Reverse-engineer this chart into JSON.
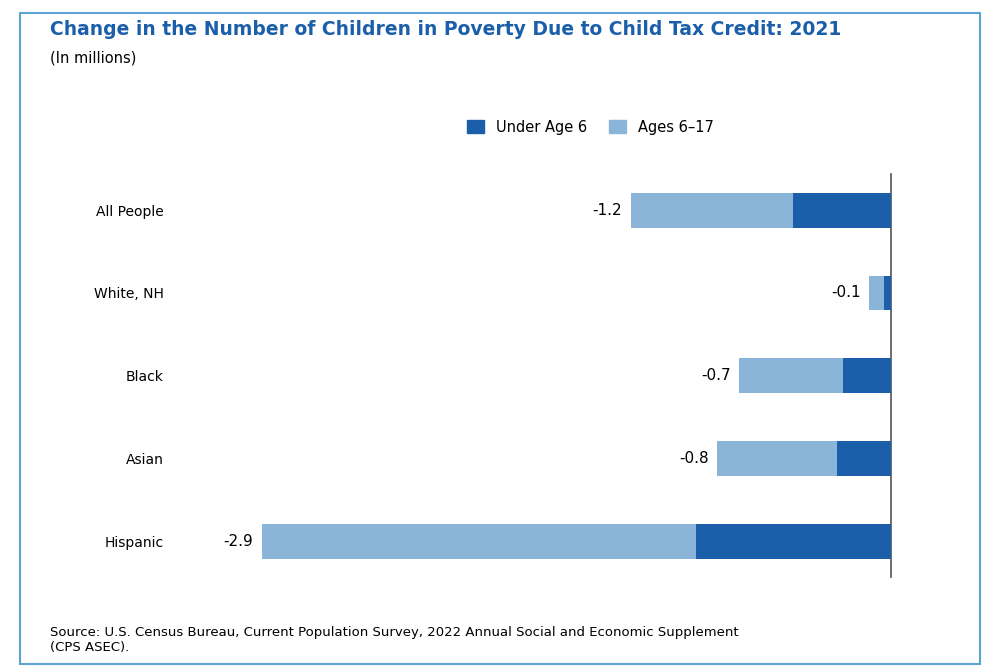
{
  "title": "Change in the Number of Children in Poverty Due to Child Tax Credit: 2021",
  "subtitle": "(In millions)",
  "categories": [
    "All People",
    "White, NH",
    "Black",
    "Asian",
    "Hispanic"
  ],
  "labels": [
    "-2.9",
    "-0.8",
    "-0.7",
    "-0.1",
    "-1.2"
  ],
  "under_age_6": [
    -0.9,
    -0.25,
    -0.22,
    -0.03,
    -0.45
  ],
  "ages_6_17": [
    -2.0,
    -0.55,
    -0.48,
    -0.07,
    -0.75
  ],
  "color_under_6": "#1b5faa",
  "color_ages_6_17": "#8ab4d8",
  "title_color": "#1b5faa",
  "source_text": "Source: U.S. Census Bureau, Current Population Survey, 2022 Annual Social and Economic Supplement\n(CPS ASEC).",
  "legend_labels": [
    "Under Age 6",
    "Ages 6–17"
  ],
  "xlim": [
    -3.3,
    0.18
  ],
  "background_color": "#ffffff",
  "axis_line_color": "#555555",
  "bar_height": 0.42,
  "title_fontsize": 13.5,
  "subtitle_fontsize": 10.5,
  "label_fontsize": 11,
  "legend_fontsize": 10.5,
  "source_fontsize": 9.5,
  "ytick_fontsize": 11
}
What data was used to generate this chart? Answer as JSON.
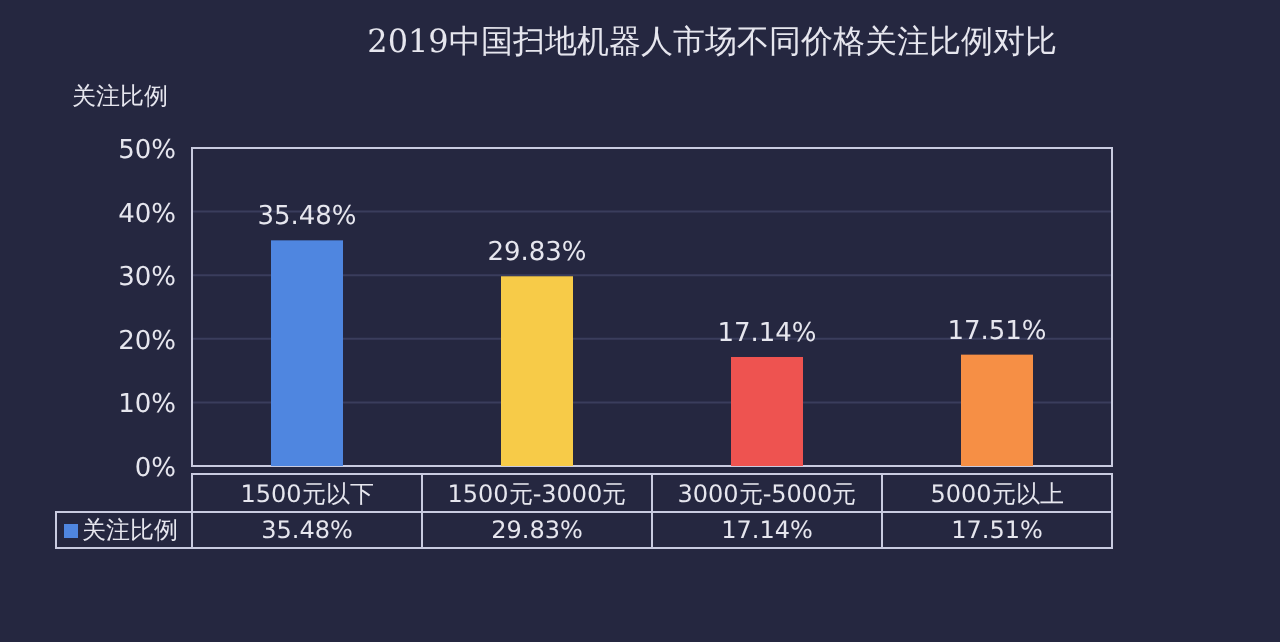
{
  "chart_data": {
    "type": "bar",
    "title": "2019中国扫地机器人市场不同价格关注比例对比",
    "ylabel": "关注比例",
    "categories": [
      "1500元以下",
      "1500元-3000元",
      "3000元-5000元",
      "5000元以上"
    ],
    "series": [
      {
        "name": "关注比例",
        "color": "#4f86e0",
        "colors": [
          "#4f86e0",
          "#f7cb48",
          "#ee5350",
          "#f68f45"
        ],
        "values": [
          35.48,
          29.83,
          17.14,
          17.51
        ],
        "value_labels": [
          "35.48%",
          "29.83%",
          "17.14%",
          "17.51%"
        ]
      }
    ],
    "ylim": [
      0,
      50
    ],
    "yticks": [
      {
        "value": 0,
        "label": "0%"
      },
      {
        "value": 10,
        "label": "10%"
      },
      {
        "value": 20,
        "label": "20%"
      },
      {
        "value": 30,
        "label": "30%"
      },
      {
        "value": 40,
        "label": "40%"
      },
      {
        "value": 50,
        "label": "50%"
      }
    ],
    "grid": "y",
    "legend": "bottom"
  }
}
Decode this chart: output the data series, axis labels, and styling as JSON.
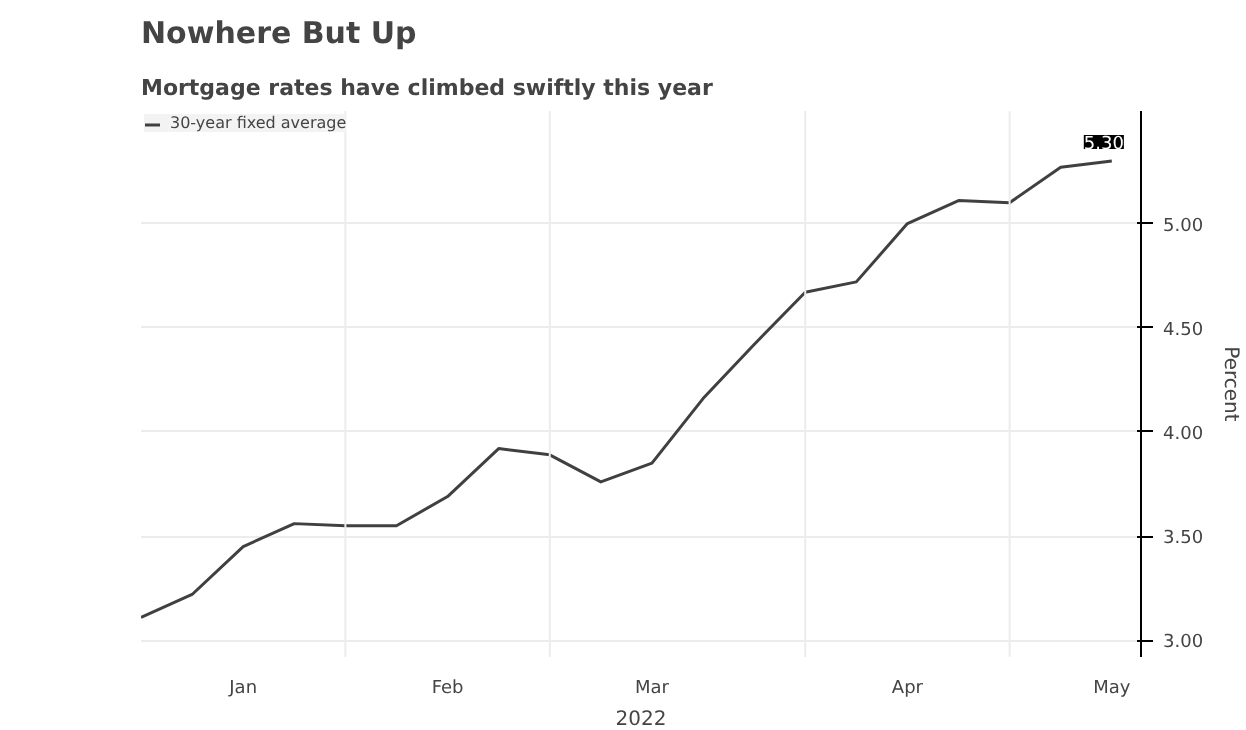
{
  "chart_data": {
    "type": "line",
    "title": "Nowhere But Up",
    "subtitle": "Mortgage rates have climbed swiftly this year",
    "xlabel": "2022",
    "ylabel": "Percent",
    "x": [
      "2021-12-30",
      "2022-01-06",
      "2022-01-13",
      "2022-01-20",
      "2022-01-27",
      "2022-02-03",
      "2022-02-10",
      "2022-02-17",
      "2022-02-24",
      "2022-03-03",
      "2022-03-10",
      "2022-03-17",
      "2022-03-24",
      "2022-03-31",
      "2022-04-07",
      "2022-04-14",
      "2022-04-21",
      "2022-04-28",
      "2022-05-05",
      "2022-05-12"
    ],
    "series": [
      {
        "name": "30-year fixed average",
        "color": "#404040",
        "values": [
          3.11,
          3.22,
          3.45,
          3.56,
          3.55,
          3.55,
          3.69,
          3.92,
          3.89,
          3.76,
          3.85,
          4.16,
          4.42,
          4.67,
          4.72,
          5.0,
          5.11,
          5.1,
          5.27,
          5.3
        ],
        "value_labels": [
          null,
          null,
          null,
          null,
          null,
          null,
          null,
          null,
          null,
          null,
          null,
          null,
          null,
          null,
          null,
          null,
          null,
          null,
          null,
          "5.30"
        ]
      }
    ],
    "xlim": [
      "2021-12-30",
      "2022-05-16"
    ],
    "ylim": [
      2.92,
      5.54
    ],
    "xticks": [
      {
        "value": "2022-01-13",
        "label": "Jan"
      },
      {
        "value": "2022-01-27",
        "label": null
      },
      {
        "value": "2022-02-10",
        "label": "Feb"
      },
      {
        "value": "2022-02-24",
        "label": null
      },
      {
        "value": "2022-03-10",
        "label": "Mar"
      },
      {
        "value": "2022-03-31",
        "label": null
      },
      {
        "value": "2022-04-14",
        "label": "Apr"
      },
      {
        "value": "2022-04-28",
        "label": null
      },
      {
        "value": "2022-05-12",
        "label": "May"
      }
    ],
    "yticks": [
      {
        "value": 3,
        "label": "3.00"
      },
      {
        "value": 3.5,
        "label": "3.50"
      },
      {
        "value": 4,
        "label": "4.00"
      },
      {
        "value": 4.5,
        "label": "4.50"
      },
      {
        "value": 5,
        "label": "5.00"
      }
    ],
    "grid": true,
    "legend": "top left",
    "marker": "none",
    "line_style": "solid"
  }
}
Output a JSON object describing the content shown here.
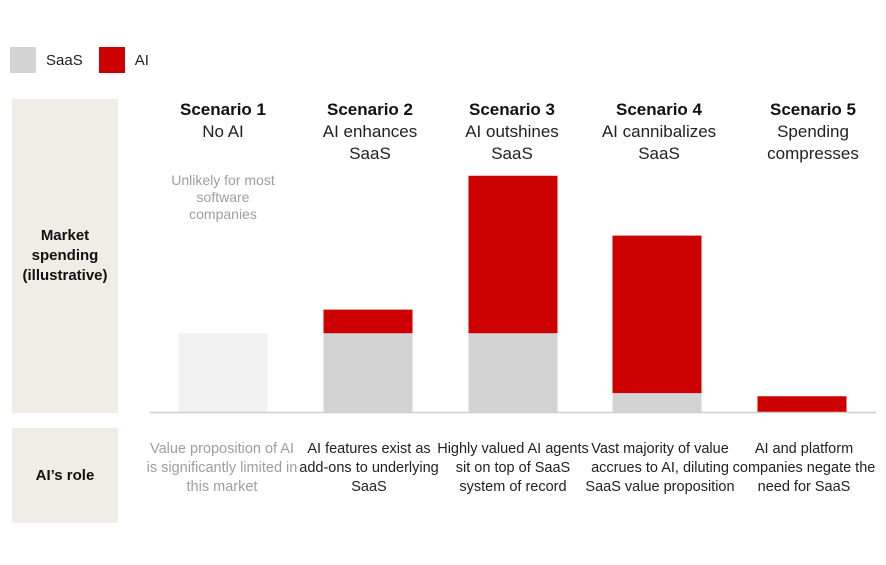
{
  "legend": [
    {
      "label": "SaaS",
      "color": "#d3d3d3"
    },
    {
      "label": "AI",
      "color": "#cc0000"
    }
  ],
  "row_labels": {
    "market": "Market spending (illustrative)",
    "role": "AI’s role"
  },
  "scenarios": [
    {
      "title": "Scenario 1",
      "subtitle": "No AI",
      "note": "Unlikely for most software companies",
      "role": "Value proposition of AI is significantly limited in this market"
    },
    {
      "title": "Scenario 2",
      "subtitle": "AI enhances\nSaaS",
      "role": "AI features exist as add-ons to underlying SaaS"
    },
    {
      "title": "Scenario 3",
      "subtitle": "AI outshines\nSaaS",
      "role": "Highly valued AI agents sit on top of SaaS system of record"
    },
    {
      "title": "Scenario 4",
      "subtitle": "AI cannibalizes\nSaaS",
      "role": "Vast majority of value accrues to AI, diluting SaaS value proposition"
    },
    {
      "title": "Scenario 5",
      "subtitle": "Spending\ncompresses",
      "role": "AI and platform companies negate the need for SaaS"
    }
  ],
  "chart_data": {
    "type": "bar",
    "stacked": true,
    "title": "Market spending (illustrative)",
    "categories": [
      "Scenario 1",
      "Scenario 2",
      "Scenario 3",
      "Scenario 4",
      "Scenario 5"
    ],
    "series": [
      {
        "name": "SaaS",
        "color": "#d3d3d3",
        "values": [
          25,
          25,
          25,
          6,
          0
        ]
      },
      {
        "name": "AI",
        "color": "#cc0000",
        "values": [
          0,
          7.5,
          50,
          50,
          5
        ]
      }
    ],
    "muted_categories": [
      "Scenario 1"
    ],
    "muted_color": "#f2f1f1",
    "ylim": [
      0,
      80
    ],
    "xlabel": "",
    "ylabel": ""
  }
}
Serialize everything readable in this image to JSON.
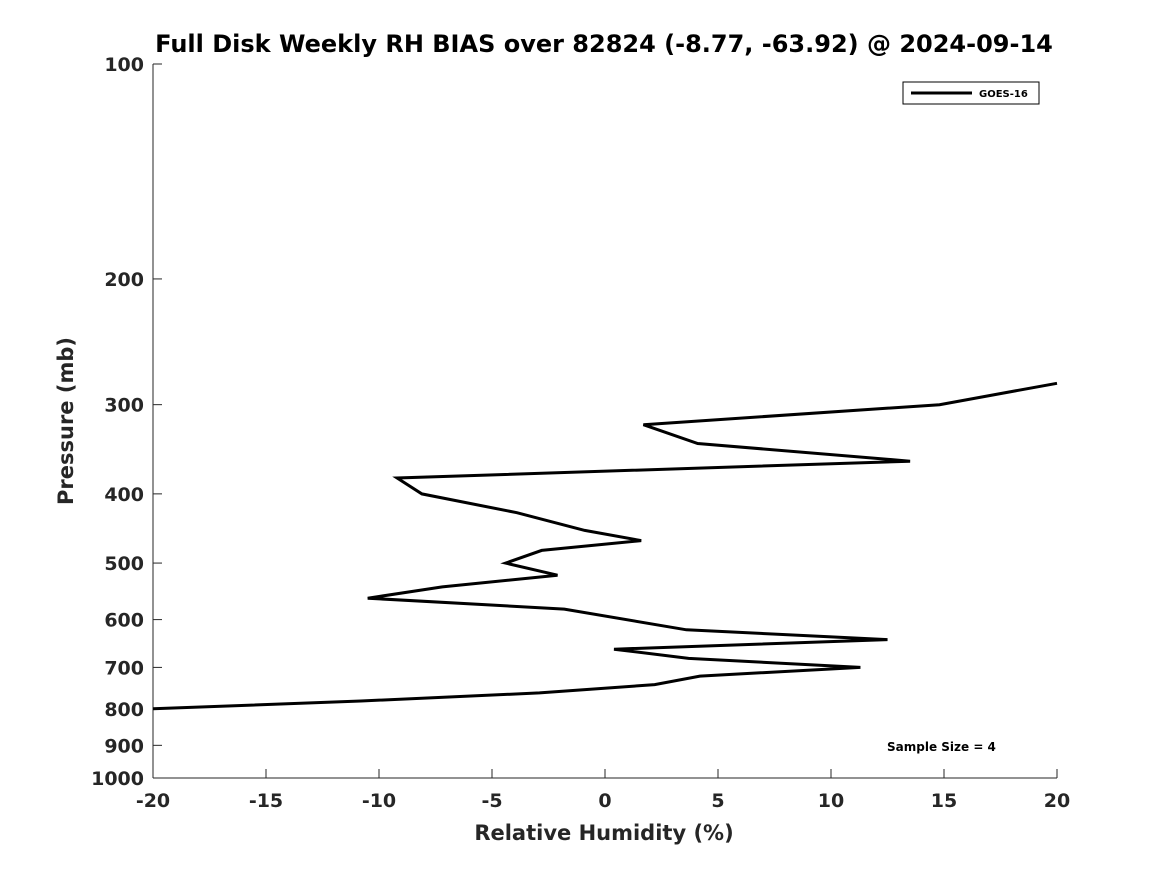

•••••

■ **STATED EXERCISE**: Locate the word "companies" in the records and collect each line it appears in.

■ **ANSWER TO THIS EXERCISE**:
      "note": "Unlikely for most software companies",
      "role": "AI and platform companies negate the need for SaaS"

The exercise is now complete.